* **What to work on**: Output every line exactly as written. Leave out pictures.

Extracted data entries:
++++++++++

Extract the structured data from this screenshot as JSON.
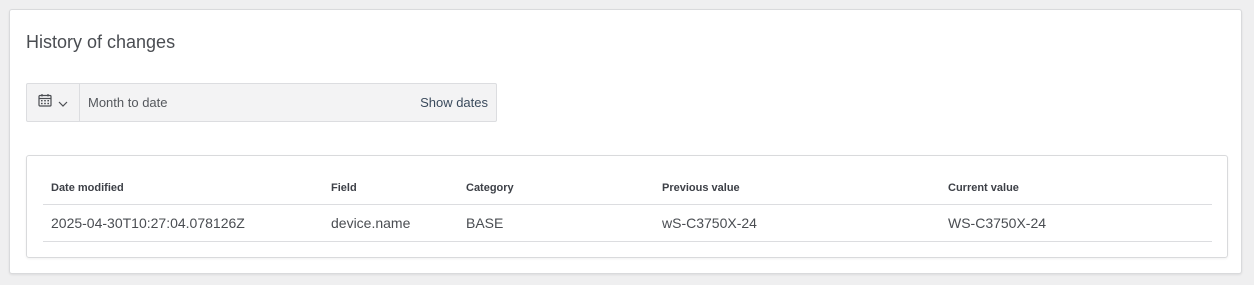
{
  "page": {
    "title": "History of changes"
  },
  "date_filter": {
    "calendar_icon": "calendar-icon",
    "chevron_icon": "chevron-down-icon",
    "range_label": "Month to date",
    "show_dates_label": "Show dates"
  },
  "table": {
    "columns": [
      "Date modified",
      "Field",
      "Category",
      "Previous value",
      "Current value"
    ],
    "rows": [
      {
        "date_modified": "2025-04-30T10:27:04.078126Z",
        "field": "device.name",
        "category": "BASE",
        "previous_value": "wS-C3750X-24",
        "current_value": "WS-C3750X-24"
      }
    ]
  },
  "colors": {
    "page_background": "#efeff0",
    "card_background": "#ffffff",
    "border": "#d9dadc",
    "text": "#4a4d52"
  }
}
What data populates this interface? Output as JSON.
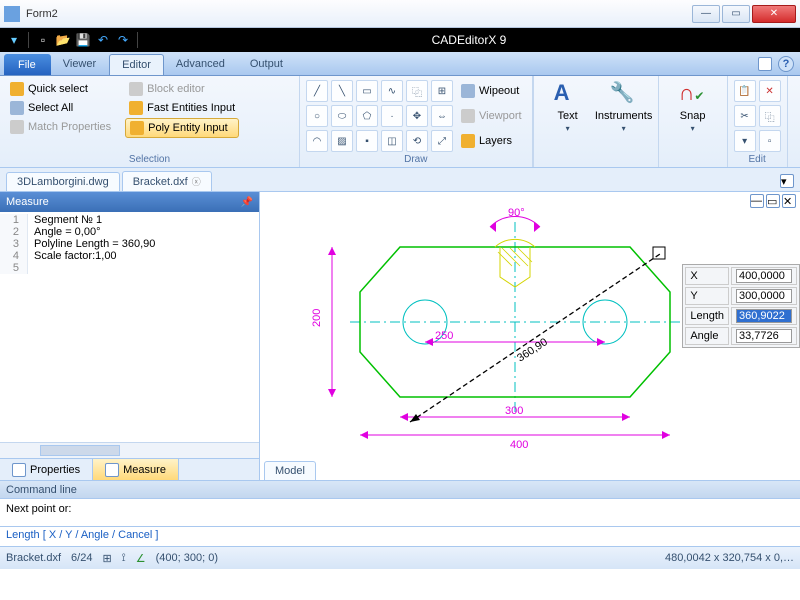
{
  "window": {
    "title": "Form2"
  },
  "app_title": "CADEditorX 9",
  "menu": {
    "file": "File",
    "viewer": "Viewer",
    "editor": "Editor",
    "advanced": "Advanced",
    "output": "Output"
  },
  "ribbon": {
    "selection": {
      "quick_select": "Quick select",
      "select_all": "Select All",
      "match_properties": "Match Properties",
      "block_editor": "Block editor",
      "fast_entities": "Fast Entities Input",
      "poly_entity": "Poly Entity Input",
      "label": "Selection"
    },
    "draw": {
      "wipeout": "Wipeout",
      "viewport": "Viewport",
      "layers": "Layers",
      "label": "Draw"
    },
    "panel": {
      "text": "Text",
      "instruments": "Instruments",
      "snap": "Snap",
      "edit_label": "Edit"
    }
  },
  "tabs": {
    "a": "3DLamborgini.dwg",
    "b": "Bracket.dxf",
    "model": "Model"
  },
  "left": {
    "header": "Measure",
    "lines": [
      "Segment № 1",
      "Angle = 0,00°",
      "Polyline Length = 360,90",
      "Scale factor:1,00",
      ""
    ],
    "tab_props": "Properties",
    "tab_measure": "Measure"
  },
  "coords_panel": {
    "x_label": "X",
    "x_val": "400,0000",
    "y_label": "Y",
    "y_val": "300,0000",
    "len_label": "Length",
    "len_val": "360,9022",
    "ang_label": "Angle",
    "ang_val": "33,7726"
  },
  "drawing": {
    "angle_label": "90°",
    "dim_200": "200",
    "dim_250": "250",
    "dim_300": "300",
    "dim_400": "400",
    "meas": "360,90"
  },
  "cmd": {
    "header": "Command line",
    "prompt": "Next point or:",
    "opts": "Length  [  X  /  Y  /  Angle  /  Cancel  ]"
  },
  "status": {
    "file": "Bracket.dxf",
    "ratio": "6/24",
    "coords": "(400; 300; 0)",
    "dims": "480,0042 x 320,754 x 0,…"
  }
}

++++++++++

* **Result below**:
Extract the structured data from this screenshot as JSON.
{
  "page": {
    "title": "History of changes"
  },
  "date_filter": {
    "calendar_icon": "calendar-icon",
    "chevron_icon": "chevron-down-icon",
    "range_label": "Month to date",
    "show_dates_label": "Show dates"
  },
  "table": {
    "columns": [
      "Date modified",
      "Field",
      "Category",
      "Previous value",
      "Current value"
    ],
    "rows": [
      {
        "date_modified": "2025-04-30T10:27:04.078126Z",
        "field": "device.name",
        "category": "BASE",
        "previous_value": "wS-C3750X-24",
        "current_value": "WS-C3750X-24"
      }
    ]
  },
  "colors": {
    "page_background": "#efeff0",
    "card_background": "#ffffff",
    "border": "#d9dadc",
    "text": "#4a4d52"
  }
}
What data populates this interface? Output as JSON.
{
  "window": {
    "title": "Form2"
  },
  "app_title": "CADEditorX 9",
  "menu": {
    "file": "File",
    "viewer": "Viewer",
    "editor": "Editor",
    "advanced": "Advanced",
    "output": "Output"
  },
  "ribbon": {
    "selection": {
      "quick_select": "Quick select",
      "select_all": "Select All",
      "match_properties": "Match Properties",
      "block_editor": "Block editor",
      "fast_entities": "Fast Entities Input",
      "poly_entity": "Poly Entity Input",
      "label": "Selection"
    },
    "draw": {
      "wipeout": "Wipeout",
      "viewport": "Viewport",
      "layers": "Layers",
      "label": "Draw"
    },
    "panel": {
      "text": "Text",
      "instruments": "Instruments",
      "snap": "Snap",
      "edit_label": "Edit"
    }
  },
  "tabs": {
    "a": "3DLamborgini.dwg",
    "b": "Bracket.dxf",
    "model": "Model"
  },
  "left": {
    "header": "Measure",
    "lines": [
      "Segment № 1",
      "Angle = 0,00°",
      "Polyline Length = 360,90",
      "Scale factor:1,00",
      ""
    ],
    "tab_props": "Properties",
    "tab_measure": "Measure"
  },
  "coords_panel": {
    "x_label": "X",
    "x_val": "400,0000",
    "y_label": "Y",
    "y_val": "300,0000",
    "len_label": "Length",
    "len_val": "360,9022",
    "ang_label": "Angle",
    "ang_val": "33,7726"
  },
  "drawing": {
    "angle_label": "90°",
    "dim_200": "200",
    "dim_250": "250",
    "dim_300": "300",
    "dim_400": "400",
    "meas": "360,90"
  },
  "cmd": {
    "header": "Command line",
    "prompt": "Next point or:",
    "opts": "Length  [  X  /  Y  /  Angle  /  Cancel  ]"
  },
  "status": {
    "file": "Bracket.dxf",
    "ratio": "6/24",
    "coords": "(400; 300; 0)",
    "dims": "480,0042 x 320,754 x 0,…"
  }
}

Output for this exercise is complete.